Start of Input
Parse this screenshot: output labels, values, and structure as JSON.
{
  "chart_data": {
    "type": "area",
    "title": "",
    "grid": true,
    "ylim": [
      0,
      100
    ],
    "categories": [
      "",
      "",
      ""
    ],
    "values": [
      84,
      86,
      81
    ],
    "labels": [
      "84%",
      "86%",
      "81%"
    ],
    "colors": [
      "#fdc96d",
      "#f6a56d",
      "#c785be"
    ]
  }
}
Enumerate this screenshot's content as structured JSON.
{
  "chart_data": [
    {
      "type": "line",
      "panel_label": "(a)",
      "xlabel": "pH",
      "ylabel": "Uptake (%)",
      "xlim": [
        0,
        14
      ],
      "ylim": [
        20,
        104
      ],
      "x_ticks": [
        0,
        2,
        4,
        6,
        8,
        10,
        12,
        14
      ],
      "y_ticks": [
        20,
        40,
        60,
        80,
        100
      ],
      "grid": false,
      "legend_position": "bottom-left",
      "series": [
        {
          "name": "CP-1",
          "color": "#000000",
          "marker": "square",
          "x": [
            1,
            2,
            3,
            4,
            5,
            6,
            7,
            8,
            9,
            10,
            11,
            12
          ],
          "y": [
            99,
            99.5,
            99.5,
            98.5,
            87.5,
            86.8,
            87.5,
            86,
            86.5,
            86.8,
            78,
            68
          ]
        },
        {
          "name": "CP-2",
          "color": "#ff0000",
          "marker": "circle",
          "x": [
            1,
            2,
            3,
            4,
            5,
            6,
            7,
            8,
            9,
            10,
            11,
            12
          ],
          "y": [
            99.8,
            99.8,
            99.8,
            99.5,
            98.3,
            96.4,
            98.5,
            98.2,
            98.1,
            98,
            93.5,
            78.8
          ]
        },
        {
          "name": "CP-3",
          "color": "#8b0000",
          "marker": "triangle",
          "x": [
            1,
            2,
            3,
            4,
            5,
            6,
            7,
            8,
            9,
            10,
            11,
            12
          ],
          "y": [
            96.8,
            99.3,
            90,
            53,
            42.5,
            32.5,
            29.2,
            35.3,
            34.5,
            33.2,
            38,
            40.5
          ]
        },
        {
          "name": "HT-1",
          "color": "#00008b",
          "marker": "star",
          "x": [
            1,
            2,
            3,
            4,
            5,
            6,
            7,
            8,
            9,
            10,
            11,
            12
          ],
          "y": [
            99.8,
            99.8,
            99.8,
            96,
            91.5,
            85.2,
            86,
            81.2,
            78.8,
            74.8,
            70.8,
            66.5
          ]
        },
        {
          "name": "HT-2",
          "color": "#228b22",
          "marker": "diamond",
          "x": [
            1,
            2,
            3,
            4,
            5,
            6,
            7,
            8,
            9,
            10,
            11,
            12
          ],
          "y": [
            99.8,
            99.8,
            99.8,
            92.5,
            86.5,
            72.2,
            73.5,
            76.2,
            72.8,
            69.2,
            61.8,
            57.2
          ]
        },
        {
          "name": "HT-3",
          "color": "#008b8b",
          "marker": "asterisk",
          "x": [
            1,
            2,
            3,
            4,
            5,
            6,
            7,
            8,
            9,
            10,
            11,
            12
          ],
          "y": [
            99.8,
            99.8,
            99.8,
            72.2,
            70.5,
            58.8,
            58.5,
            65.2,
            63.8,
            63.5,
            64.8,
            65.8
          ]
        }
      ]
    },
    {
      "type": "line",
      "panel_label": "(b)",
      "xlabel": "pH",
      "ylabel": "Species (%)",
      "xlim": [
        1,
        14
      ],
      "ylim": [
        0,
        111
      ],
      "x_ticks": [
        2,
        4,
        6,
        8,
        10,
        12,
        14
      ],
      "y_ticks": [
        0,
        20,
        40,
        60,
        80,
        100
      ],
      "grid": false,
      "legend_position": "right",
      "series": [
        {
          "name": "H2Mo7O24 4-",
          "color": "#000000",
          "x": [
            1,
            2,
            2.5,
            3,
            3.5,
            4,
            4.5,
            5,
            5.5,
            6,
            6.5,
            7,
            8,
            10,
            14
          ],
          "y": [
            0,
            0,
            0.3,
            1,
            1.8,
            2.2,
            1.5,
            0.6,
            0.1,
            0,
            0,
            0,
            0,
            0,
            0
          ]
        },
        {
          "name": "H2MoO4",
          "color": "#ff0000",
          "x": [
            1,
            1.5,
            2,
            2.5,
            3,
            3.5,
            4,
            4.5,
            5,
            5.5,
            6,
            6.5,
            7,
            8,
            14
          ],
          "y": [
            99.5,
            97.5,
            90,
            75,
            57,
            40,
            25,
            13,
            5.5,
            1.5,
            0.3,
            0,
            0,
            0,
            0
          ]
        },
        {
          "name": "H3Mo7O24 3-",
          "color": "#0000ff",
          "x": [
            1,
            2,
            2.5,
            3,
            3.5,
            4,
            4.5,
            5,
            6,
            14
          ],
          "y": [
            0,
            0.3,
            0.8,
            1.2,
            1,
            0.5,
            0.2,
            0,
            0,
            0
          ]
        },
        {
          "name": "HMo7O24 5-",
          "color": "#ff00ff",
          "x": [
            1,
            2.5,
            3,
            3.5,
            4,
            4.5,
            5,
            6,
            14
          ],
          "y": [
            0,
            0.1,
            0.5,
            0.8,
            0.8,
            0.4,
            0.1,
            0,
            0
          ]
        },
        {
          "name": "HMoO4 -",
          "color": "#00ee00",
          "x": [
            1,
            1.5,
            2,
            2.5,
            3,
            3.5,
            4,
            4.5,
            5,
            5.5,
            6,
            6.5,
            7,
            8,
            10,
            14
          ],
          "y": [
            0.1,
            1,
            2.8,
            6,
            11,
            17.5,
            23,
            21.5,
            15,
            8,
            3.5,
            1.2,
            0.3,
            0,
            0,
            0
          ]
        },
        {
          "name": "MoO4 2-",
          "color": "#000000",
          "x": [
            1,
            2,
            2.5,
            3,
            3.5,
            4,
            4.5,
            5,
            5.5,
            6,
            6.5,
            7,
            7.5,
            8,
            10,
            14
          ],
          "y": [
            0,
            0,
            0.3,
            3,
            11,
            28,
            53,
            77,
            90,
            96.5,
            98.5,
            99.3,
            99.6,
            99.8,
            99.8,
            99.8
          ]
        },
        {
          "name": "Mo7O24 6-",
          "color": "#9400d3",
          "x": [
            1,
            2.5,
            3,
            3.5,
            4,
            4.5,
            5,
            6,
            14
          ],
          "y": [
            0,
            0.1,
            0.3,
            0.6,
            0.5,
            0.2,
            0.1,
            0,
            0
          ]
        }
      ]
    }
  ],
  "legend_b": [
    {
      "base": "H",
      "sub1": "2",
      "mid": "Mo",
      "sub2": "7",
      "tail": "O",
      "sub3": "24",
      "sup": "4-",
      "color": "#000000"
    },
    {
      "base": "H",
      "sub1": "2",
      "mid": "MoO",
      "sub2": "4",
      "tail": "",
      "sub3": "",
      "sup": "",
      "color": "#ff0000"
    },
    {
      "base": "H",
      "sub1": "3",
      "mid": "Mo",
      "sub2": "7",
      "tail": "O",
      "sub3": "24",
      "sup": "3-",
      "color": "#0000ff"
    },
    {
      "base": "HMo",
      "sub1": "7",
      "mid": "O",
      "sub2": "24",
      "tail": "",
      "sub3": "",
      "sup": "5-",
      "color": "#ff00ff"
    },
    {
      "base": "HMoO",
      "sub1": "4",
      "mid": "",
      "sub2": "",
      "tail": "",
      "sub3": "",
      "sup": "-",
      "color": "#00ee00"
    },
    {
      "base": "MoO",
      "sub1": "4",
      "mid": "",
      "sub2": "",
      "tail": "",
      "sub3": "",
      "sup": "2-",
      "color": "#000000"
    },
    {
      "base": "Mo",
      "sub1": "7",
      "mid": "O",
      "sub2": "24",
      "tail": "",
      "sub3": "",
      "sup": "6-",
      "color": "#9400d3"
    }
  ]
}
End of Input
Challenge
Return the lines above exactly, keeping every word.

Finished answer
Parse this screenshot: output labels, values, and structure as JSON.
{
  "chart_data": {
    "type": "area",
    "title": "",
    "grid": true,
    "ylim": [
      0,
      100
    ],
    "categories": [
      "",
      "",
      ""
    ],
    "values": [
      84,
      86,
      81
    ],
    "labels": [
      "84%",
      "86%",
      "81%"
    ],
    "colors": [
      "#fdc96d",
      "#f6a56d",
      "#c785be"
    ]
  }
}
Enumerate this screenshot's content as structured JSON.
{
  "chart_data": [
    {
      "type": "line",
      "panel_label": "(a)",
      "xlabel": "pH",
      "ylabel": "Uptake (%)",
      "xlim": [
        0,
        14
      ],
      "ylim": [
        20,
        104
      ],
      "x_ticks": [
        0,
        2,
        4,
        6,
        8,
        10,
        12,
        14
      ],
      "y_ticks": [
        20,
        40,
        60,
        80,
        100
      ],
      "grid": false,
      "legend_position": "bottom-left",
      "series": [
        {
          "name": "CP-1",
          "color": "#000000",
          "marker": "square",
          "x": [
            1,
            2,
            3,
            4,
            5,
            6,
            7,
            8,
            9,
            10,
            11,
            12
          ],
          "y": [
            99,
            99.5,
            99.5,
            98.5,
            87.5,
            86.8,
            87.5,
            86,
            86.5,
            86.8,
            78,
            68
          ]
        },
        {
          "name": "CP-2",
          "color": "#ff0000",
          "marker": "circle",
          "x": [
            1,
            2,
            3,
            4,
            5,
            6,
            7,
            8,
            9,
            10,
            11,
            12
          ],
          "y": [
            99.8,
            99.8,
            99.8,
            99.5,
            98.3,
            96.4,
            98.5,
            98.2,
            98.1,
            98,
            93.5,
            78.8
          ]
        },
        {
          "name": "CP-3",
          "color": "#8b0000",
          "marker": "triangle",
          "x": [
            1,
            2,
            3,
            4,
            5,
            6,
            7,
            8,
            9,
            10,
            11,
            12
          ],
          "y": [
            96.8,
            99.3,
            90,
            53,
            42.5,
            32.5,
            29.2,
            35.3,
            34.5,
            33.2,
            38,
            40.5
          ]
        },
        {
          "name": "HT-1",
          "color": "#00008b",
          "marker": "star",
          "x": [
            1,
            2,
            3,
            4,
            5,
            6,
            7,
            8,
            9,
            10,
            11,
            12
          ],
          "y": [
            99.8,
            99.8,
            99.8,
            96,
            91.5,
            85.2,
            86,
            81.2,
            78.8,
            74.8,
            70.8,
            66.5
          ]
        },
        {
          "name": "HT-2",
          "color": "#228b22",
          "marker": "diamond",
          "x": [
            1,
            2,
            3,
            4,
            5,
            6,
            7,
            8,
            9,
            10,
            11,
            12
          ],
          "y": [
            99.8,
            99.8,
            99.8,
            92.5,
            86.5,
            72.2,
            73.5,
            76.2,
            72.8,
            69.2,
            61.8,
            57.2
          ]
        },
        {
          "name": "HT-3",
          "color": "#008b8b",
          "marker": "asterisk",
          "x": [
            1,
            2,
            3,
            4,
            5,
            6,
            7,
            8,
            9,
            10,
            11,
            12
          ],
          "y": [
            99.8,
            99.8,
            99.8,
            72.2,
            70.5,
            58.8,
            58.5,
            65.2,
            63.8,
            63.5,
            64.8,
            65.8
          ]
        }
      ]
    },
    {
      "type": "line",
      "panel_label": "(b)",
      "xlabel": "pH",
      "ylabel": "Species (%)",
      "xlim": [
        1,
        14
      ],
      "ylim": [
        0,
        111
      ],
      "x_ticks": [
        2,
        4,
        6,
        8,
        10,
        12,
        14
      ],
      "y_ticks": [
        0,
        20,
        40,
        60,
        80,
        100
      ],
      "grid": false,
      "legend_position": "right",
      "series": [
        {
          "name": "H2Mo7O24 4-",
          "color": "#000000",
          "x": [
            1,
            2,
            2.5,
            3,
            3.5,
            4,
            4.5,
            5,
            5.5,
            6,
            6.5,
            7,
            8,
            10,
            14
          ],
          "y": [
            0,
            0,
            0.3,
            1,
            1.8,
            2.2,
            1.5,
            0.6,
            0.1,
            0,
            0,
            0,
            0,
            0,
            0
          ]
        },
        {
          "name": "H2MoO4",
          "color": "#ff0000",
          "x": [
            1,
            1.5,
            2,
            2.5,
            3,
            3.5,
            4,
            4.5,
            5,
            5.5,
            6,
            6.5,
            7,
            8,
            14
          ],
          "y": [
            99.5,
            97.5,
            90,
            75,
            57,
            40,
            25,
            13,
            5.5,
            1.5,
            0.3,
            0,
            0,
            0,
            0
          ]
        },
        {
          "name": "H3Mo7O24 3-",
          "color": "#0000ff",
          "x": [
            1,
            2,
            2.5,
            3,
            3.5,
            4,
            4.5,
            5,
            6,
            14
          ],
          "y": [
            0,
            0.3,
            0.8,
            1.2,
            1,
            0.5,
            0.2,
            0,
            0,
            0
          ]
        },
        {
          "name": "HMo7O24 5-",
          "color": "#ff00ff",
          "x": [
            1,
            2.5,
            3,
            3.5,
            4,
            4.5,
            5,
            6,
            14
          ],
          "y": [
            0,
            0.1,
            0.5,
            0.8,
            0.8,
            0.4,
            0.1,
            0,
            0
          ]
        },
        {
          "name": "HMoO4 -",
          "color": "#00ee00",
          "x": [
            1,
            1.5,
            2,
            2.5,
            3,
            3.5,
            4,
            4.5,
            5,
            5.5,
            6,
            6.5,
            7,
            8,
            10,
            14
          ],
          "y": [
            0.1,
            1,
            2.8,
            6,
            11,
            17.5,
            23,
            21.5,
            15,
            8,
            3.5,
            1.2,
            0.3,
            0,
            0,
            0
          ]
        },
        {
          "name": "MoO4 2-",
          "color": "#000000",
          "x": [
            1,
            2,
            2.5,
            3,
            3.5,
            4,
            4.5,
            5,
            5.5,
            6,
            6.5,
            7,
            7.5,
            8,
            10,
            14
          ],
          "y": [
            0,
            0,
            0.3,
            3,
            11,
            28,
            53,
            77,
            90,
            96.5,
            98.5,
            99.3,
            99.6,
            99.8,
            99.8,
            99.8
          ]
        },
        {
          "name": "Mo7O24 6-",
          "color": "#9400d3",
          "x": [
            1,
            2.5,
            3,
            3.5,
            4,
            4.5,
            5,
            6,
            14
          ],
          "y": [
            0,
            0.1,
            0.3,
            0.6,
            0.5,
            0.2,
            0.1,
            0,
            0
          ]
        }
      ]
    }
  ],
  "legend_b": [
    {
      "base": "H",
      "sub1": "2",
      "mid": "Mo",
      "sub2": "7",
      "tail": "O",
      "sub3": "24",
      "sup": "4-",
      "color": "#000000"
    },
    {
      "base": "H",
      "sub1": "2",
      "mid": "MoO",
      "sub2": "4",
      "tail": "",
      "sub3": "",
      "sup": "",
      "color": "#ff0000"
    },
    {
      "base": "H",
      "sub1": "3",
      "mid": "Mo",
      "sub2": "7",
      "tail": "O",
      "sub3": "24",
      "sup": "3-",
      "color": "#0000ff"
    },
    {
      "base": "HMo",
      "sub1": "7",
      "mid": "O",
      "sub2": "24",
      "tail": "",
      "sub3": "",
      "sup": "5-",
      "color": "#ff00ff"
    },
    {
      "base": "HMoO",
      "sub1": "4",
      "mid": "",
      "sub2": "",
      "tail": "",
      "sub3": "",
      "sup": "-",
      "color": "#00ee00"
    },
    {
      "base": "MoO",
      "sub1": "4",
      "mid": "",
      "sub2": "",
      "tail": "",
      "sub3": "",
      "sup": "2-",
      "color": "#000000"
    },
    {
      "base": "Mo",
      "sub1": "7",
      "mid": "O",
      "sub2": "24",
      "tail": "",
      "sub3": "",
      "sup": "6-",
      "color": "#9400d3"
    }
  ]
}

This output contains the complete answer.